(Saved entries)
>>>>>

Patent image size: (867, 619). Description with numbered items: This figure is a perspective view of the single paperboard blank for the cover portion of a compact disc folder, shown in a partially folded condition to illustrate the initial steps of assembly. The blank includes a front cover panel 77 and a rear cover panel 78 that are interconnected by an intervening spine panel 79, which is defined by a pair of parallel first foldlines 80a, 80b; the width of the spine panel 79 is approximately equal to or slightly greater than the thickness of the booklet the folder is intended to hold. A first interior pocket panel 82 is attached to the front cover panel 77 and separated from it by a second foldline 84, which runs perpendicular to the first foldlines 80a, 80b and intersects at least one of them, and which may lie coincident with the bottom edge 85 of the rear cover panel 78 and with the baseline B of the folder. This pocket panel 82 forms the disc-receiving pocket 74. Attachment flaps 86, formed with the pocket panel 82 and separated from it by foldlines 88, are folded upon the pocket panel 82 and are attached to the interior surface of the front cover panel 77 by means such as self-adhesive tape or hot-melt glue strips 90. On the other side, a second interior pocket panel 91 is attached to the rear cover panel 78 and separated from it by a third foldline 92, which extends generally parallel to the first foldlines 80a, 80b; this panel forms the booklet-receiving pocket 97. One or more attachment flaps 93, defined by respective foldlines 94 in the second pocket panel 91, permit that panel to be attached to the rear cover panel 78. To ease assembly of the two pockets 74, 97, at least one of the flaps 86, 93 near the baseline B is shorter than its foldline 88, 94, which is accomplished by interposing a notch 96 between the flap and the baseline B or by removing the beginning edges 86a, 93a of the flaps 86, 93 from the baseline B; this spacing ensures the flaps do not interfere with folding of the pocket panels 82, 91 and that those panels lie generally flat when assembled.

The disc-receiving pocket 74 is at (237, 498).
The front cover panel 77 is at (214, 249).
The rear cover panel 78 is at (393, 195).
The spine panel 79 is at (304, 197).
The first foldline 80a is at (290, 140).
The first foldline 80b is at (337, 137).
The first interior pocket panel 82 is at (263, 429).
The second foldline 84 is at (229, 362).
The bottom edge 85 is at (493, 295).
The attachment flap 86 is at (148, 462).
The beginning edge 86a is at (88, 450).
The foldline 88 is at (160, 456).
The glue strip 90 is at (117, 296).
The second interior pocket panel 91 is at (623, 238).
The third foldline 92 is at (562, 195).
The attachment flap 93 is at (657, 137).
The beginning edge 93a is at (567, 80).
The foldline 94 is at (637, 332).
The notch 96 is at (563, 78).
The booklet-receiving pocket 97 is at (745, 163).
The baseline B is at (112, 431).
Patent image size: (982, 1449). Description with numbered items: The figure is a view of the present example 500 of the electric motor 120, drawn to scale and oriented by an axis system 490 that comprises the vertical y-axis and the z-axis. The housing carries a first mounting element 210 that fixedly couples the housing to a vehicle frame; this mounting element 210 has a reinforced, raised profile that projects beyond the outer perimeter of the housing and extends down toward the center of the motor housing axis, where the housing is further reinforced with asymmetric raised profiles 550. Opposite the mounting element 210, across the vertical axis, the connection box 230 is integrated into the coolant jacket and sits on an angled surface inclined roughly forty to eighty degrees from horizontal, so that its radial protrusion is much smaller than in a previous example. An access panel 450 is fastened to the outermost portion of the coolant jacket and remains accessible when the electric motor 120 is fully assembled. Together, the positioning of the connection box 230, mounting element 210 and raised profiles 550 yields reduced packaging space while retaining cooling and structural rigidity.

<<<<<

Reproduce the records word for word, from their start through the line that contains "The disc-receiving pocket 74 is", including that line.

Patent image size: (867, 619). Description with numbered items: This figure is a perspective view of the single paperboard blank for the cover portion of a compact disc folder, shown in a partially folded condition to illustrate the initial steps of assembly. The blank includes a front cover panel 77 and a rear cover panel 78 that are interconnected by an intervening spine panel 79, which is defined by a pair of parallel first foldlines 80a, 80b; the width of the spine panel 79 is approximately equal to or slightly greater than the thickness of the booklet the folder is intended to hold. A first interior pocket panel 82 is attached to the front cover panel 77 and separated from it by a second foldline 84, which runs perpendicular to the first foldlines 80a, 80b and intersects at least one of them, and which may lie coincident with the bottom edge 85 of the rear cover panel 78 and with the baseline B of the folder. This pocket panel 82 forms the disc-receiving pocket 74. Attachment flaps 86, formed with the pocket panel 82 and separated from it by foldlines 88, are folded upon the pocket panel 82 and are attached to the interior surface of the front cover panel 77 by means such as self-adhesive tape or hot-melt glue strips 90. On the other side, a second interior pocket panel 91 is attached to the rear cover panel 78 and separated from it by a third foldline 92, which extends generally parallel to the first foldlines 80a, 80b; this panel forms the booklet-receiving pocket 97. One or more attachment flaps 93, defined by respective foldlines 94 in the second pocket panel 91, permit that panel to be attached to the rear cover panel 78. To ease assembly of the two pockets 74, 97, at least one of the flaps 86, 93 near the baseline B is shorter than its foldline 88, 94, which is accomplished by interposing a notch 96 between the flap and the baseline B or by removing the beginning edges 86a, 93a of the flaps 86, 93 from the baseline B; this spacing ensures the flaps do not interfere with folding of the pocket panels 82, 91 and that those panels lie generally flat when assembled.

The disc-receiving pocket 74 is at (237, 498).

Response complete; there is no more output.